> [What is required]
Here are some records. Copy each one exactly.

>> START

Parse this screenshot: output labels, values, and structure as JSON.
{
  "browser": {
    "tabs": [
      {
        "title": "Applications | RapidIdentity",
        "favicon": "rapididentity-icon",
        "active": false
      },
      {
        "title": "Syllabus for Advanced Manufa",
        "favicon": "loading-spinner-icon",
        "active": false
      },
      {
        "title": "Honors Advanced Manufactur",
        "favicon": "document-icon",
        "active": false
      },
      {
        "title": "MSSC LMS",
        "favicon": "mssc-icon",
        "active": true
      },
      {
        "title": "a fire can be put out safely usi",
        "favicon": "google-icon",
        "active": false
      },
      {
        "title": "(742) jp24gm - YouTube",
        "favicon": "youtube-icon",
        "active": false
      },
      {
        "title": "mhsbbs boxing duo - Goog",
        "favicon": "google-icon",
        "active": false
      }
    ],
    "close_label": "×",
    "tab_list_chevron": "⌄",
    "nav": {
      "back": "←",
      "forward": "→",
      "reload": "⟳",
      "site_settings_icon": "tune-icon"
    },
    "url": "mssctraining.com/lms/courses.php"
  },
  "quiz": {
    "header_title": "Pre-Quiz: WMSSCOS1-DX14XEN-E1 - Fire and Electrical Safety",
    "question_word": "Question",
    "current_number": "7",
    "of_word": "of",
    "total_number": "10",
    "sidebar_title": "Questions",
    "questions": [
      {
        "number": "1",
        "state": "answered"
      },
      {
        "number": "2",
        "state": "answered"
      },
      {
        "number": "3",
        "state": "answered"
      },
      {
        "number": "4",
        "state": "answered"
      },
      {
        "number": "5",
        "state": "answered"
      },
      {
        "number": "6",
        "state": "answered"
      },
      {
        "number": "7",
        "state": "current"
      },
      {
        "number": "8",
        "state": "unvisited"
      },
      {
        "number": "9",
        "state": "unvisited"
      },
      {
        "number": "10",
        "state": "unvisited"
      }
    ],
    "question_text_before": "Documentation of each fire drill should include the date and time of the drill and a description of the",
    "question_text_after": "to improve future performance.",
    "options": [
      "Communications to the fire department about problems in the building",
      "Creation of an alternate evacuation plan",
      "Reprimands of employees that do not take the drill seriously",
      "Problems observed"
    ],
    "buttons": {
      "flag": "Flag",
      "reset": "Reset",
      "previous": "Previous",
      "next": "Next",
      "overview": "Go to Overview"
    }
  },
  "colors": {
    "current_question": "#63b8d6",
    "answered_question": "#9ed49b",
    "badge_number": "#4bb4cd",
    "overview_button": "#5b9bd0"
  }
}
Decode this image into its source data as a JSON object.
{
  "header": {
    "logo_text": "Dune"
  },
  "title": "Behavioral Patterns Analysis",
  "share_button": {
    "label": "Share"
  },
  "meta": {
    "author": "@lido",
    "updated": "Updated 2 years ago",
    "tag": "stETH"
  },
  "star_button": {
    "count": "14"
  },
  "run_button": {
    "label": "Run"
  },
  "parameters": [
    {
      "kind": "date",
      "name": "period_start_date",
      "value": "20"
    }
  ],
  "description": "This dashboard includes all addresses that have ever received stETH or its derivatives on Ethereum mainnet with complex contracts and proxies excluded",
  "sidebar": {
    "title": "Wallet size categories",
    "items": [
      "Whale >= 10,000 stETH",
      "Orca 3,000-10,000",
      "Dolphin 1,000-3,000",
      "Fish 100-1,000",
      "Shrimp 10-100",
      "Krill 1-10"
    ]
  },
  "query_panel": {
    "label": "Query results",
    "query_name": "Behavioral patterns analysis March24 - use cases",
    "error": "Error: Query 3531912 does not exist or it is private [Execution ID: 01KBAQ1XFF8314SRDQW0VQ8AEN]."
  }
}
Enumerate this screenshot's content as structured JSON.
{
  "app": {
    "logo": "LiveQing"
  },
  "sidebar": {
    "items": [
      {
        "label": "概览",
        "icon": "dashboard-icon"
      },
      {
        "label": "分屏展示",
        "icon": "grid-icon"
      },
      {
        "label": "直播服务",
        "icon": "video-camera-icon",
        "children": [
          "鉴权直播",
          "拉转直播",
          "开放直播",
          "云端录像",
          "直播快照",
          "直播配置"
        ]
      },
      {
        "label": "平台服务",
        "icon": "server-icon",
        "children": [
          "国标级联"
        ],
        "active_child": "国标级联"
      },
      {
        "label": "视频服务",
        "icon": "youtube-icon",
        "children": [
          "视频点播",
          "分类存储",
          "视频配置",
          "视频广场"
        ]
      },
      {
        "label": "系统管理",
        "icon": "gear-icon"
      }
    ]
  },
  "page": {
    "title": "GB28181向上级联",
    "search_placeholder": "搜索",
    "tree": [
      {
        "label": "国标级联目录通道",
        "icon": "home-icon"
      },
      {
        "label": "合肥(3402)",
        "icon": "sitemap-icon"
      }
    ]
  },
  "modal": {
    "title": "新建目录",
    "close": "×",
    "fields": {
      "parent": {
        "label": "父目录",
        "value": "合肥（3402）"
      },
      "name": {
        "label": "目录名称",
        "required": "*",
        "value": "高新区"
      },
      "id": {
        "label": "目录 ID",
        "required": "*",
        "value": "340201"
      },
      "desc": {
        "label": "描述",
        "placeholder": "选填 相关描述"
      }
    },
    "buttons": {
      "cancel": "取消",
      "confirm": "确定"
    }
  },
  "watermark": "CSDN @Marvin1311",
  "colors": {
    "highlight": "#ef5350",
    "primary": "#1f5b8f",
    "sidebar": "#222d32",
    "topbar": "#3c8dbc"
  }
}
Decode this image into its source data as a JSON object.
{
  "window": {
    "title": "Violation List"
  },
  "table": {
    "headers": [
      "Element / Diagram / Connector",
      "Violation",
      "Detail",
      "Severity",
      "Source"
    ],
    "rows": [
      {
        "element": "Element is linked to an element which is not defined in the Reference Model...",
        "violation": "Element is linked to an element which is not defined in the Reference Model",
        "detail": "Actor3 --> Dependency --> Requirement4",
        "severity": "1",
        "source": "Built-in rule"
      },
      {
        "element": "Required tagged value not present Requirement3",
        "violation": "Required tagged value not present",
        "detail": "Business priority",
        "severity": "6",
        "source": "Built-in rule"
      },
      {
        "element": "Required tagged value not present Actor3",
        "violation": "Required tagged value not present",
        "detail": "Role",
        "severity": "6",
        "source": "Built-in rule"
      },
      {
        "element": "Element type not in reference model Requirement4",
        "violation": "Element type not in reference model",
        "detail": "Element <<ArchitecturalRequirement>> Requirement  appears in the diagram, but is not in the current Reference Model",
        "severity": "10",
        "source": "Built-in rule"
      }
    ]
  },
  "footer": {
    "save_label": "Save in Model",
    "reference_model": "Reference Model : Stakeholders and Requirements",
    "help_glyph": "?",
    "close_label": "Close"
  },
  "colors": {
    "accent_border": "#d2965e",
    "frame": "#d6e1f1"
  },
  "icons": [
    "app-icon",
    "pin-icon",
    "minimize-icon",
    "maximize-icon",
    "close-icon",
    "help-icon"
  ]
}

>> END

> [Solved problem]
Parse this screenshot: output labels, values, and structure as JSON.
{
  "browser": {
    "tabs": [
      {
        "title": "Applications | RapidIdentity",
        "favicon": "rapididentity-icon",
        "active": false
      },
      {
        "title": "Syllabus for Advanced Manufa",
        "favicon": "loading-spinner-icon",
        "active": false
      },
      {
        "title": "Honors Advanced Manufactur",
        "favicon": "document-icon",
        "active": false
      },
      {
        "title": "MSSC LMS",
        "favicon": "mssc-icon",
        "active": true
      },
      {
        "title": "a fire can be put out safely usi",
        "favicon": "google-icon",
        "active": false
      },
      {
        "title": "(742) jp24gm - YouTube",
        "favicon": "youtube-icon",
        "active": false
      },
      {
        "title": "mhsbbs boxing duo - Goog",
        "favicon": "google-icon",
        "active": false
      }
    ],
    "close_label": "×",
    "tab_list_chevron": "⌄",
    "nav": {
      "back": "←",
      "forward": "→",
      "reload": "⟳",
      "site_settings_icon": "tune-icon"
    },
    "url": "mssctraining.com/lms/courses.php"
  },
  "quiz": {
    "header_title": "Pre-Quiz: WMSSCOS1-DX14XEN-E1 - Fire and Electrical Safety",
    "question_word": "Question",
    "current_number": "7",
    "of_word": "of",
    "total_number": "10",
    "sidebar_title": "Questions",
    "questions": [
      {
        "number": "1",
        "state": "answered"
      },
      {
        "number": "2",
        "state": "answered"
      },
      {
        "number": "3",
        "state": "answered"
      },
      {
        "number": "4",
        "state": "answered"
      },
      {
        "number": "5",
        "state": "answered"
      },
      {
        "number": "6",
        "state": "answered"
      },
      {
        "number": "7",
        "state": "current"
      },
      {
        "number": "8",
        "state": "unvisited"
      },
      {
        "number": "9",
        "state": "unvisited"
      },
      {
        "number": "10",
        "state": "unvisited"
      }
    ],
    "question_text_before": "Documentation of each fire drill should include the date and time of the drill and a description of the",
    "question_text_after": "to improve future performance.",
    "options": [
      "Communications to the fire department about problems in the building",
      "Creation of an alternate evacuation plan",
      "Reprimands of employees that do not take the drill seriously",
      "Problems observed"
    ],
    "buttons": {
      "flag": "Flag",
      "reset": "Reset",
      "previous": "Previous",
      "next": "Next",
      "overview": "Go to Overview"
    }
  },
  "colors": {
    "current_question": "#63b8d6",
    "answered_question": "#9ed49b",
    "badge_number": "#4bb4cd",
    "overview_button": "#5b9bd0"
  }
}
Decode this image into its source data as a JSON object.
{
  "header": {
    "logo_text": "Dune"
  },
  "title": "Behavioral Patterns Analysis",
  "share_button": {
    "label": "Share"
  },
  "meta": {
    "author": "@lido",
    "updated": "Updated 2 years ago",
    "tag": "stETH"
  },
  "star_button": {
    "count": "14"
  },
  "run_button": {
    "label": "Run"
  },
  "parameters": [
    {
      "kind": "date",
      "name": "period_start_date",
      "value": "20"
    }
  ],
  "description": "This dashboard includes all addresses that have ever received stETH or its derivatives on Ethereum mainnet with complex contracts and proxies excluded",
  "sidebar": {
    "title": "Wallet size categories",
    "items": [
      "Whale >= 10,000 stETH",
      "Orca 3,000-10,000",
      "Dolphin 1,000-3,000",
      "Fish 100-1,000",
      "Shrimp 10-100",
      "Krill 1-10"
    ]
  },
  "query_panel": {
    "label": "Query results",
    "query_name": "Behavioral patterns analysis March24 - use cases",
    "error": "Error: Query 3531912 does not exist or it is private [Execution ID: 01KBAQ1XFF8314SRDQW0VQ8AEN]."
  }
}
Enumerate this screenshot's content as structured JSON.
{
  "app": {
    "logo": "LiveQing"
  },
  "sidebar": {
    "items": [
      {
        "label": "概览",
        "icon": "dashboard-icon"
      },
      {
        "label": "分屏展示",
        "icon": "grid-icon"
      },
      {
        "label": "直播服务",
        "icon": "video-camera-icon",
        "children": [
          "鉴权直播",
          "拉转直播",
          "开放直播",
          "云端录像",
          "直播快照",
          "直播配置"
        ]
      },
      {
        "label": "平台服务",
        "icon": "server-icon",
        "children": [
          "国标级联"
        ],
        "active_child": "国标级联"
      },
      {
        "label": "视频服务",
        "icon": "youtube-icon",
        "children": [
          "视频点播",
          "分类存储",
          "视频配置",
          "视频广场"
        ]
      },
      {
        "label": "系统管理",
        "icon": "gear-icon"
      }
    ]
  },
  "page": {
    "title": "GB28181向上级联",
    "search_placeholder": "搜索",
    "tree": [
      {
        "label": "国标级联目录通道",
        "icon": "home-icon"
      },
      {
        "label": "合肥(3402)",
        "icon": "sitemap-icon"
      }
    ]
  },
  "modal": {
    "title": "新建目录",
    "close": "×",
    "fields": {
      "parent": {
        "label": "父目录",
        "value": "合肥（3402）"
      },
      "name": {
        "label": "目录名称",
        "required": "*",
        "value": "高新区"
      },
      "id": {
        "label": "目录 ID",
        "required": "*",
        "value": "340201"
      },
      "desc": {
        "label": "描述",
        "placeholder": "选填 相关描述"
      }
    },
    "buttons": {
      "cancel": "取消",
      "confirm": "确定"
    }
  },
  "watermark": "CSDN @Marvin1311",
  "colors": {
    "highlight": "#ef5350",
    "primary": "#1f5b8f",
    "sidebar": "#222d32",
    "topbar": "#3c8dbc"
  }
}
Decode this image into its source data as a JSON object.
{
  "window": {
    "title": "Violation List"
  },
  "table": {
    "headers": [
      "Element / Diagram / Connector",
      "Violation",
      "Detail",
      "Severity",
      "Source"
    ],
    "rows": [
      {
        "element": "Element is linked to an element which is not defined in the Reference Model...",
        "violation": "Element is linked to an element which is not defined in the Reference Model",
        "detail": "Actor3 --> Dependency --> Requirement4",
        "severity": "1",
        "source": "Built-in rule"
      },
      {
        "element": "Required tagged value not present Requirement3",
        "violation": "Required tagged value not present",
        "detail": "Business priority",
        "severity": "6",
        "source": "Built-in rule"
      },
      {
        "element": "Required tagged value not present Actor3",
        "violation": "Required tagged value not present",
        "detail": "Role",
        "severity": "6",
        "source": "Built-in rule"
      },
      {
        "element": "Element type not in reference model Requirement4",
        "violation": "Element type not in reference model",
        "detail": "Element <<ArchitecturalRequirement>> Requirement  appears in the diagram, but is not in the current Reference Model",
        "severity": "10",
        "source": "Built-in rule"
      }
    ]
  },
  "footer": {
    "save_label": "Save in Model",
    "reference_model": "Reference Model : Stakeholders and Requirements",
    "help_glyph": "?",
    "close_label": "Close"
  },
  "colors": {
    "accent_border": "#d2965e",
    "frame": "#d6e1f1"
  },
  "icons": [
    "app-icon",
    "pin-icon",
    "minimize-icon",
    "maximize-icon",
    "close-icon",
    "help-icon"
  ]
}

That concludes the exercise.